WHAT THE TASK ASKS: Rewrite the lines from the one holding "chevron-down-icon: ▼ <box>1345" through the one holding "two-string-stop-select[interactable]: 1 Stop South ▼ <box>824", inclusive, putting "North" in place of "South" and leaving everything else unchanged.

SUPPLIED DATA:

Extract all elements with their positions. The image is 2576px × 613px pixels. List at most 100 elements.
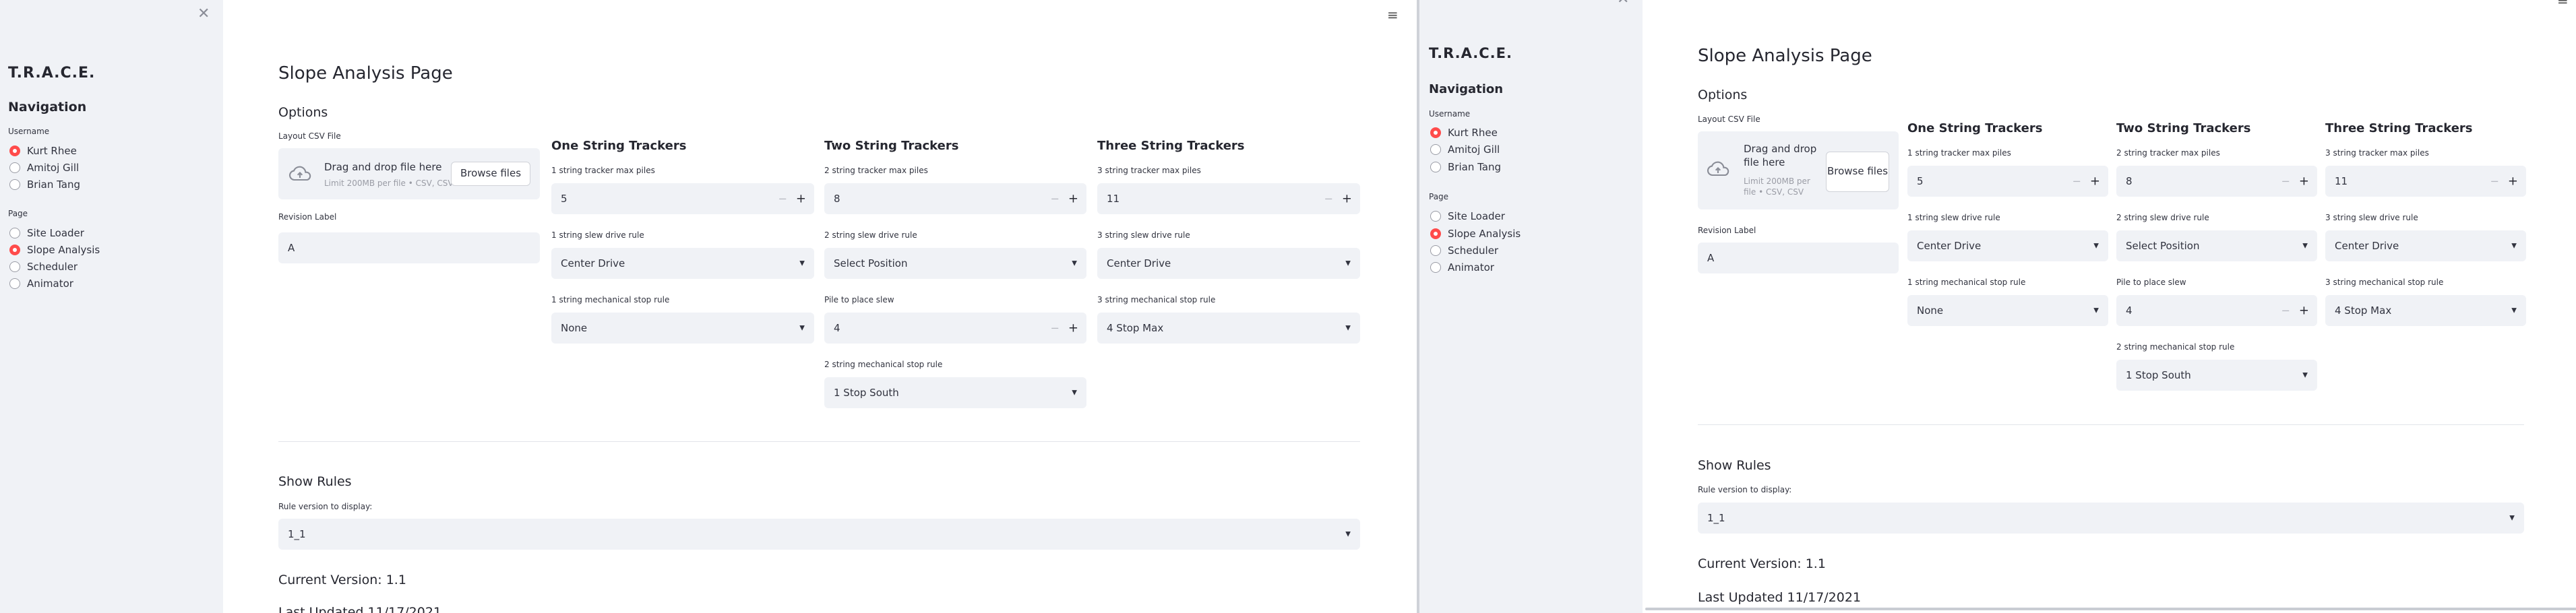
chevron-down-icon: ▼ <box>1345 259 1351 267</box>
two-string-max-piles-label: 2 string tracker max piles <box>2116 148 2220 158</box>
radio-user-brian-tang[interactable]: Brian Tang <box>9 179 80 191</box>
chevron-down-icon: ▼ <box>2302 371 2308 379</box>
increment-button[interactable]: + <box>1068 321 1078 335</box>
left-screenshot: ✕ T.R.A.C.E. Navigation Username Kurt Rh… <box>0 0 1417 613</box>
radio-page-animator[interactable]: Animator <box>9 278 73 290</box>
two-string-stop-select[interactable]: 1 Stop South ▼ <box>824 377 1086 408</box>
number-value: 8 <box>834 193 840 205</box>
two-string-max-piles-input[interactable]: 8 − + <box>2116 166 2317 197</box>
sidebar: ✕ T.R.A.C.E. Navigation Username Kurt Rh… <box>0 0 223 613</box>
radio-user-amitoj-gill[interactable]: Amitoj Gill <box>1430 143 1500 156</box>
two-string-slew-select[interactable]: Select Position ▼ <box>2116 230 2317 261</box>
radio-user-amitoj-gill[interactable]: Amitoj Gill <box>9 162 79 174</box>
radio-page-site-loader[interactable]: Site Loader <box>1430 210 1505 222</box>
rule-version-label: Rule version to display: <box>1698 485 1792 494</box>
increment-button[interactable]: + <box>796 192 806 206</box>
increment-button[interactable]: + <box>2090 174 2100 189</box>
revision-input[interactable]: A <box>1698 243 1899 273</box>
radio-user-brian-tang[interactable]: Brian Tang <box>1430 161 1501 173</box>
radio-label: Animator <box>27 278 73 290</box>
radio-label: Brian Tang <box>27 179 80 191</box>
radio-dot <box>1430 144 1441 155</box>
radio-page-site-loader[interactable]: Site Loader <box>9 227 84 239</box>
radio-user-kurt-rhee[interactable]: Kurt Rhee <box>1430 127 1498 139</box>
hamburger-menu-icon[interactable]: ≡ <box>1387 8 1399 22</box>
radio-label: Site Loader <box>1448 210 1505 222</box>
drag-drop-text: Drag and drop file here <box>324 161 442 173</box>
chevron-down-icon: ▼ <box>2509 514 2515 522</box>
decrement-button[interactable]: − <box>1051 193 1060 205</box>
increment-button[interactable]: + <box>2299 304 2309 318</box>
radio-dot <box>1430 245 1441 256</box>
pile-slew-input[interactable]: 4 − + <box>2116 295 2317 326</box>
decrement-button[interactable]: − <box>2281 175 2290 188</box>
browse-files-button[interactable]: Browse files <box>1826 152 1889 192</box>
decrement-button[interactable]: − <box>2490 175 2499 188</box>
select-value: 4 Stop Max <box>2335 304 2392 317</box>
decrement-button[interactable]: − <box>778 193 787 205</box>
radio-page-slope-analysis[interactable]: Slope Analysis <box>1430 228 1521 240</box>
increment-button[interactable]: + <box>1068 192 1078 206</box>
decrement-button[interactable]: − <box>2073 175 2081 188</box>
three-string-slew-select[interactable]: Center Drive ▼ <box>1097 248 1360 279</box>
three-string-max-piles-input[interactable]: 11 − + <box>2325 166 2526 197</box>
decrement-button[interactable]: − <box>1051 322 1060 335</box>
revision-input[interactable]: A <box>278 232 540 263</box>
three-string-max-piles-label: 3 string tracker max piles <box>1097 166 1201 175</box>
nav-heading: Navigation <box>1429 82 1504 96</box>
two-string-heading: Two String Trackers <box>824 139 959 153</box>
three-string-stop-select[interactable]: 4 Stop Max ▼ <box>1097 313 1360 344</box>
decrement-button[interactable]: − <box>1324 193 1333 205</box>
number-value: 11 <box>1107 193 1120 205</box>
pile-slew-input[interactable]: 4 − + <box>824 313 1086 344</box>
close-sidebar-icon[interactable]: ✕ <box>197 7 210 22</box>
radio-label: Site Loader <box>27 227 84 239</box>
page-title: Slope Analysis Page <box>278 63 453 84</box>
one-string-max-piles-input[interactable]: 5 − + <box>551 183 814 214</box>
number-value: 4 <box>2126 304 2133 317</box>
radio-page-scheduler[interactable]: Scheduler <box>9 261 78 273</box>
revision-label: Revision Label <box>1698 226 1756 235</box>
username-label: Username <box>8 127 50 136</box>
app-title: T.R.A.C.E. <box>8 65 96 82</box>
radio-page-animator[interactable]: Animator <box>1430 261 1494 273</box>
select-value: None <box>1917 304 1944 317</box>
one-string-stop-label: 1 string mechanical stop rule <box>1907 278 2026 287</box>
radio-page-scheduler[interactable]: Scheduler <box>1430 245 1498 257</box>
three-string-stop-label: 3 string mechanical stop rule <box>1097 295 1216 304</box>
radio-page-slope-analysis[interactable]: Slope Analysis <box>9 244 100 256</box>
browse-files-button[interactable]: Browse files <box>451 162 530 186</box>
increment-button[interactable]: + <box>1342 192 1352 206</box>
select-value: Select Position <box>2126 240 2200 252</box>
file-uploader[interactable]: Drag and drop file here Limit 200MB per … <box>1698 131 1899 209</box>
three-string-slew-select[interactable]: Center Drive ▼ <box>2325 230 2526 261</box>
radio-label: Slope Analysis <box>27 244 100 256</box>
hamburger-menu-icon[interactable]: ≡ <box>2557 0 2569 7</box>
three-string-max-piles-input[interactable]: 11 − + <box>1097 183 1360 214</box>
radio-label: Amitoj Gill <box>1448 143 1500 156</box>
increment-button[interactable]: + <box>2299 174 2309 189</box>
three-string-stop-select[interactable]: 4 Stop Max ▼ <box>2325 295 2526 326</box>
two-string-stop-label: 2 string mechanical stop rule <box>2116 342 2235 352</box>
radio-dot <box>9 261 20 272</box>
rule-version-select[interactable]: 1_1 ▼ <box>1698 503 2524 534</box>
two-string-max-piles-input[interactable]: 8 − + <box>824 183 1086 214</box>
one-string-stop-select[interactable]: None ▼ <box>551 313 814 344</box>
select-value: Center Drive <box>561 257 625 269</box>
rule-version-select[interactable]: 1_1 ▼ <box>278 519 1360 550</box>
radio-user-kurt-rhee[interactable]: Kurt Rhee <box>9 145 77 157</box>
close-sidebar-icon[interactable]: ✕ <box>1617 0 1629 7</box>
radio-label: Scheduler <box>27 261 78 273</box>
one-string-slew-select[interactable]: Center Drive ▼ <box>551 248 814 279</box>
two-string-slew-select[interactable]: Select Position ▼ <box>824 248 1086 279</box>
decrement-button[interactable]: − <box>2281 304 2290 317</box>
one-string-slew-select[interactable]: Center Drive ▼ <box>1907 230 2108 261</box>
file-uploader[interactable]: Drag and drop file here Limit 200MB per … <box>278 148 540 199</box>
two-string-stop-select[interactable]: 1 Stop South ▼ <box>2116 360 2317 391</box>
one-string-stop-select[interactable]: None ▼ <box>1907 295 2108 326</box>
increment-button[interactable]: + <box>2508 174 2518 189</box>
one-string-max-piles-input[interactable]: 5 − + <box>1907 166 2108 197</box>
horizontal-scrollbar[interactable] <box>1645 608 2576 610</box>
number-value: 5 <box>1917 175 1924 187</box>
select-value: Center Drive <box>1917 240 1982 252</box>
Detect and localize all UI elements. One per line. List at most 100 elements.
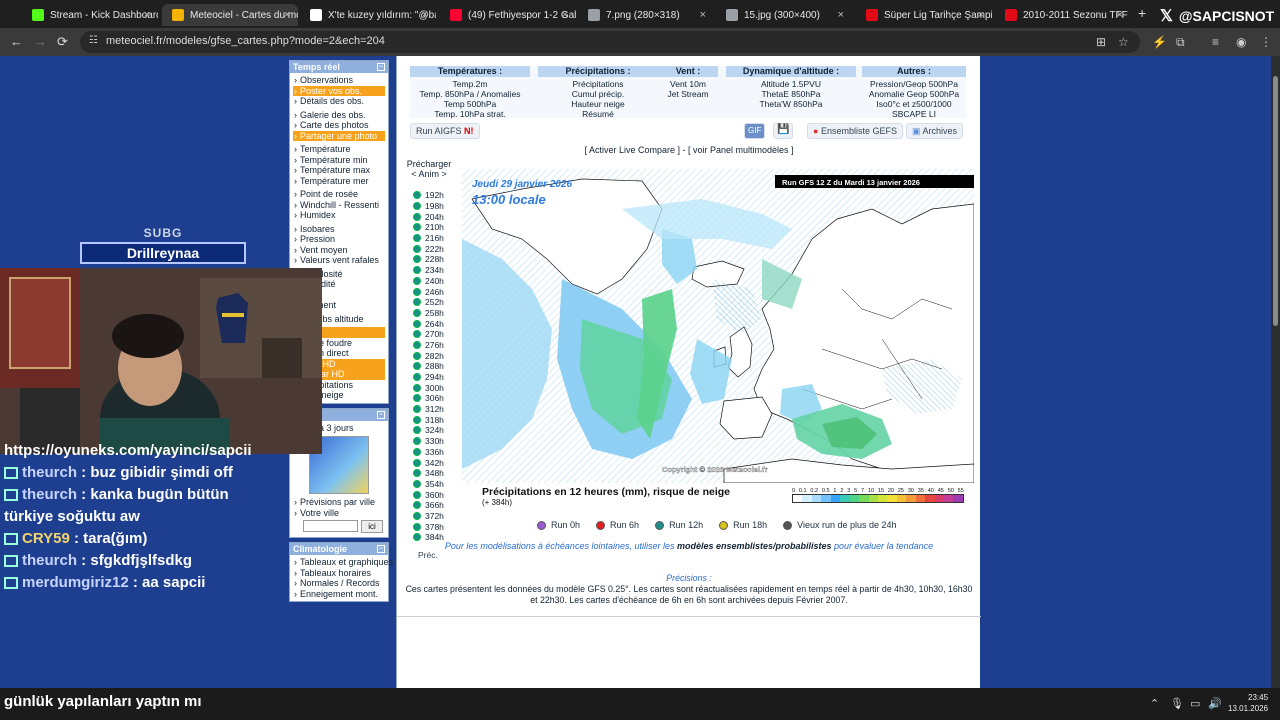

EXPECTED ANSWER:
chevron-down-icon: ▼ <box>1345 259 1351 267</box>
two-string-max-piles-label: 2 string tracker max piles <box>2116 148 2220 158</box>
radio-user-brian-tang[interactable]: Brian Tang <box>9 179 80 191</box>
chevron-down-icon: ▼ <box>2302 371 2308 379</box>
increment-button[interactable]: + <box>1068 321 1078 335</box>
left-screenshot: ✕ T.R.A.C.E. Navigation Username Kurt Rh… <box>0 0 1417 613</box>
radio-page-animator[interactable]: Animator <box>9 278 73 290</box>
two-string-stop-select[interactable]: 1 Stop North ▼ <box>824 377 1086 408</box>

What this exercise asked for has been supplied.